Some records
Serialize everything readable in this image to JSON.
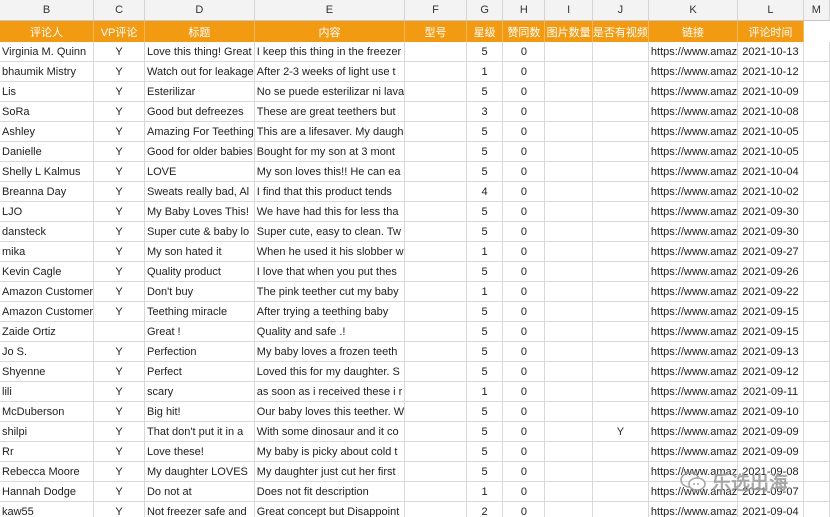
{
  "column_letters": [
    "B",
    "C",
    "D",
    "E",
    "F",
    "G",
    "H",
    "I",
    "J",
    "K",
    "L",
    "M"
  ],
  "header_labels": [
    "评论人",
    "VP评论",
    "标题",
    "内容",
    "型号",
    "星级",
    "赞同数",
    "图片数量",
    "是否有视频",
    "链接",
    "评论时间"
  ],
  "header_color": "#f29b12",
  "rows": [
    {
      "reviewer": "Virginia M. Quinn",
      "vp": "Y",
      "title": "Love this thing! Great",
      "content": "I keep this thing in the freezer",
      "stars": "5",
      "likes": "0",
      "video": "",
      "link": "https://www.amaz",
      "date": "2021-10-13"
    },
    {
      "reviewer": "bhaumik Mistry",
      "vp": "Y",
      "title": "Watch out for leakage",
      "content": "After 2-3 weeks of light use t",
      "stars": "1",
      "likes": "0",
      "video": "",
      "link": "https://www.amaz",
      "date": "2021-10-12"
    },
    {
      "reviewer": "Lis",
      "vp": "Y",
      "title": "Esterilizar",
      "content": "No se puede esterilizar ni lava",
      "stars": "5",
      "likes": "0",
      "video": "",
      "link": "https://www.amaz",
      "date": "2021-10-09"
    },
    {
      "reviewer": "SoRa",
      "vp": "Y",
      "title": "Good but defreezes",
      "content": "These are great teethers but",
      "stars": "3",
      "likes": "0",
      "video": "",
      "link": "https://www.amaz",
      "date": "2021-10-08"
    },
    {
      "reviewer": "Ashley",
      "vp": "Y",
      "title": "Amazing For Teething",
      "content": "This are a lifesaver. My daugh",
      "stars": "5",
      "likes": "0",
      "video": "",
      "link": "https://www.amaz",
      "date": "2021-10-05"
    },
    {
      "reviewer": "Danielle",
      "vp": "Y",
      "title": "Good for older babies",
      "content": "Bought for my son at 3 mont",
      "stars": "5",
      "likes": "0",
      "video": "",
      "link": "https://www.amaz",
      "date": "2021-10-05"
    },
    {
      "reviewer": "Shelly L Kalmus",
      "vp": "Y",
      "title": "LOVE",
      "content": "My son loves this!! He can ea",
      "stars": "5",
      "likes": "0",
      "video": "",
      "link": "https://www.amaz",
      "date": "2021-10-04"
    },
    {
      "reviewer": "Breanna Day",
      "vp": "Y",
      "title": "Sweats really bad, Al",
      "content": "I find that this product tends",
      "stars": "4",
      "likes": "0",
      "video": "",
      "link": "https://www.amaz",
      "date": "2021-10-02"
    },
    {
      "reviewer": "LJO",
      "vp": "Y",
      "title": "My Baby Loves This!",
      "content": "We have had this for less tha",
      "stars": "5",
      "likes": "0",
      "video": "",
      "link": "https://www.amaz",
      "date": "2021-09-30"
    },
    {
      "reviewer": "dansteck",
      "vp": "Y",
      "title": "Super cute & baby lo",
      "content": "Super cute, easy to clean. Tw",
      "stars": "5",
      "likes": "0",
      "video": "",
      "link": "https://www.amaz",
      "date": "2021-09-30"
    },
    {
      "reviewer": "mika",
      "vp": "Y",
      "title": "My son hated it",
      "content": "When he used it his slobber w",
      "stars": "1",
      "likes": "0",
      "video": "",
      "link": "https://www.amaz",
      "date": "2021-09-27"
    },
    {
      "reviewer": "Kevin Cagle",
      "vp": "Y",
      "title": "Quality product",
      "content": "I love that when you put thes",
      "stars": "5",
      "likes": "0",
      "video": "",
      "link": "https://www.amaz",
      "date": "2021-09-26"
    },
    {
      "reviewer": "Amazon Customer",
      "vp": "Y",
      "title": "Don't buy",
      "content": "The pink teether cut my baby",
      "stars": "1",
      "likes": "0",
      "video": "",
      "link": "https://www.amaz",
      "date": "2021-09-22"
    },
    {
      "reviewer": "Amazon Customer",
      "vp": "Y",
      "title": "Teething miracle",
      "content": "After trying a teething baby",
      "stars": "5",
      "likes": "0",
      "video": "",
      "link": "https://www.amaz",
      "date": "2021-09-15"
    },
    {
      "reviewer": "Zaide Ortiz",
      "vp": "",
      "title": "Great !",
      "content": "Quality and safe .!",
      "stars": "5",
      "likes": "0",
      "video": "",
      "link": "https://www.amaz",
      "date": "2021-09-15"
    },
    {
      "reviewer": "Jo S.",
      "vp": "Y",
      "title": "Perfection",
      "content": "My baby loves a frozen teeth",
      "stars": "5",
      "likes": "0",
      "video": "",
      "link": "https://www.amaz",
      "date": "2021-09-13"
    },
    {
      "reviewer": "Shyenne",
      "vp": "Y",
      "title": "Perfect",
      "content": "Loved this for my daughter. S",
      "stars": "5",
      "likes": "0",
      "video": "",
      "link": "https://www.amaz",
      "date": "2021-09-12"
    },
    {
      "reviewer": "lili",
      "vp": "Y",
      "title": "scary",
      "content": "as soon as i received these i r",
      "stars": "1",
      "likes": "0",
      "video": "",
      "link": "https://www.amaz",
      "date": "2021-09-11"
    },
    {
      "reviewer": "McDuberson",
      "vp": "Y",
      "title": "Big hit!",
      "content": "Our baby loves this teether. W",
      "stars": "5",
      "likes": "0",
      "video": "",
      "link": "https://www.amaz",
      "date": "2021-09-10"
    },
    {
      "reviewer": "shilpi",
      "vp": "Y",
      "title": "That don't put it in a",
      "content": "With some dinosaur and it co",
      "stars": "5",
      "likes": "0",
      "video": "Y",
      "link": "https://www.amaz",
      "date": "2021-09-09"
    },
    {
      "reviewer": "Rr",
      "vp": "Y",
      "title": "Love these!",
      "content": "My baby is picky about cold t",
      "stars": "5",
      "likes": "0",
      "video": "",
      "link": "https://www.amaz",
      "date": "2021-09-09"
    },
    {
      "reviewer": "Rebecca Moore",
      "vp": "Y",
      "title": "My daughter LOVES",
      "content": "My daughter just cut her first",
      "stars": "5",
      "likes": "0",
      "video": "",
      "link": "https://www.amaz",
      "date": "2021-09-08"
    },
    {
      "reviewer": "Hannah Dodge",
      "vp": "Y",
      "title": "Do not at",
      "content": "Does not fit description",
      "stars": "1",
      "likes": "0",
      "video": "",
      "link": "https://www.amaz",
      "date": "2021-09-07"
    },
    {
      "reviewer": "kaw55",
      "vp": "Y",
      "title": "Not freezer safe and",
      "content": "Great concept but Disappoint",
      "stars": "2",
      "likes": "0",
      "video": "",
      "link": "https://www.amaz",
      "date": "2021-09-04"
    }
  ],
  "watermark": {
    "text": "乐选出海",
    "icon": "chat-bubbles-icon"
  }
}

#### [What you should do]
From the data above, show each line that contains "Super".

#### [Exercise solution]
      "title": "Super cute & baby lo",
      "content": "Super cute, easy to clean. Tw",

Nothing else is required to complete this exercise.